Exercise instructions — Could you write out the records below exactly as they appear, leaving out any pictures?

Data —
========================================================================

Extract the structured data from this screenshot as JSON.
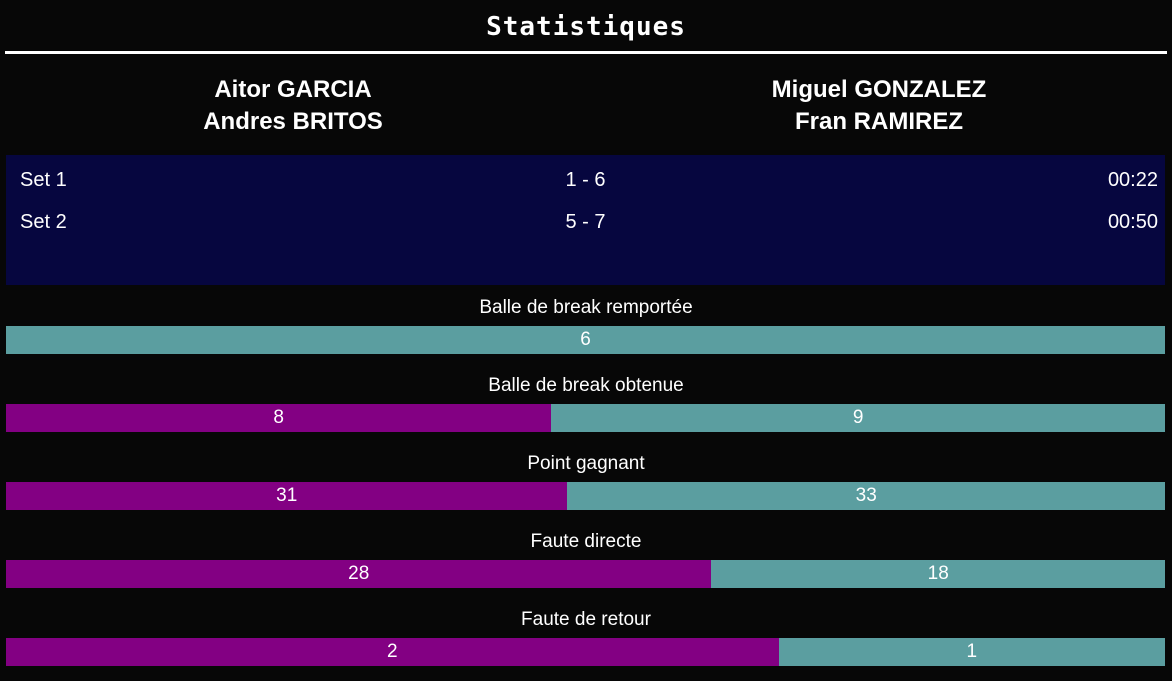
{
  "title": "Statistiques",
  "teams": {
    "team1": {
      "line1": "Aitor GARCIA",
      "line2": "Andres BRITOS"
    },
    "team2": {
      "line1": "Miguel GONZALEZ",
      "line2": "Fran RAMIREZ"
    }
  },
  "sets": [
    {
      "name": "Set 1",
      "score": "1 - 6",
      "duration": "00:22"
    },
    {
      "name": "Set 2",
      "score": "5 - 7",
      "duration": "00:50"
    }
  ],
  "stats": [
    {
      "label": "Balle de break remportée",
      "team1": null,
      "team2": 6
    },
    {
      "label": "Balle de break obtenue",
      "team1": 8,
      "team2": 9
    },
    {
      "label": "Point gagnant",
      "team1": 31,
      "team2": 33
    },
    {
      "label": "Faute directe",
      "team1": 28,
      "team2": 18
    },
    {
      "label": "Faute de retour",
      "team1": 2,
      "team2": 1
    }
  ],
  "colors": {
    "background": "#070707",
    "sets_panel": "#06063f",
    "team1_bar": "#830083",
    "team2_bar": "#5b9ea0",
    "text": "#ffffff",
    "divider": "#ffffff"
  },
  "chart_data": {
    "type": "bar",
    "orientation": "horizontal-stacked-proportional",
    "title": "Statistiques",
    "categories": [
      "Balle de break remportée",
      "Balle de break obtenue",
      "Point gagnant",
      "Faute directe",
      "Faute de retour"
    ],
    "series": [
      {
        "name": "Aitor GARCIA / Andres BRITOS",
        "color": "#830083",
        "values": [
          null,
          8,
          31,
          28,
          2
        ]
      },
      {
        "name": "Miguel GONZALEZ / Fran RAMIREZ",
        "color": "#5b9ea0",
        "values": [
          6,
          9,
          33,
          18,
          1
        ]
      }
    ],
    "legend_position": "none",
    "value_labels": "inside-center"
  }
}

========================================================================

Final answer —
Extract the structured data from this screenshot as JSON.
{
  "title": "Statistiques",
  "teams": {
    "team1": {
      "line1": "Aitor GARCIA",
      "line2": "Andres BRITOS"
    },
    "team2": {
      "line1": "Miguel GONZALEZ",
      "line2": "Fran RAMIREZ"
    }
  },
  "sets": [
    {
      "name": "Set 1",
      "score": "1 - 6",
      "duration": "00:22"
    },
    {
      "name": "Set 2",
      "score": "5 - 7",
      "duration": "00:50"
    }
  ],
  "stats": [
    {
      "label": "Balle de break remportée",
      "team1": null,
      "team2": 6
    },
    {
      "label": "Balle de break obtenue",
      "team1": 8,
      "team2": 9
    },
    {
      "label": "Point gagnant",
      "team1": 31,
      "team2": 33
    },
    {
      "label": "Faute directe",
      "team1": 28,
      "team2": 18
    },
    {
      "label": "Faute de retour",
      "team1": 2,
      "team2": 1
    }
  ],
  "colors": {
    "background": "#070707",
    "sets_panel": "#06063f",
    "team1_bar": "#830083",
    "team2_bar": "#5b9ea0",
    "text": "#ffffff",
    "divider": "#ffffff"
  },
  "chart_data": {
    "type": "bar",
    "orientation": "horizontal-stacked-proportional",
    "title": "Statistiques",
    "categories": [
      "Balle de break remportée",
      "Balle de break obtenue",
      "Point gagnant",
      "Faute directe",
      "Faute de retour"
    ],
    "series": [
      {
        "name": "Aitor GARCIA / Andres BRITOS",
        "color": "#830083",
        "values": [
          null,
          8,
          31,
          28,
          2
        ]
      },
      {
        "name": "Miguel GONZALEZ / Fran RAMIREZ",
        "color": "#5b9ea0",
        "values": [
          6,
          9,
          33,
          18,
          1
        ]
      }
    ],
    "legend_position": "none",
    "value_labels": "inside-center"
  }
}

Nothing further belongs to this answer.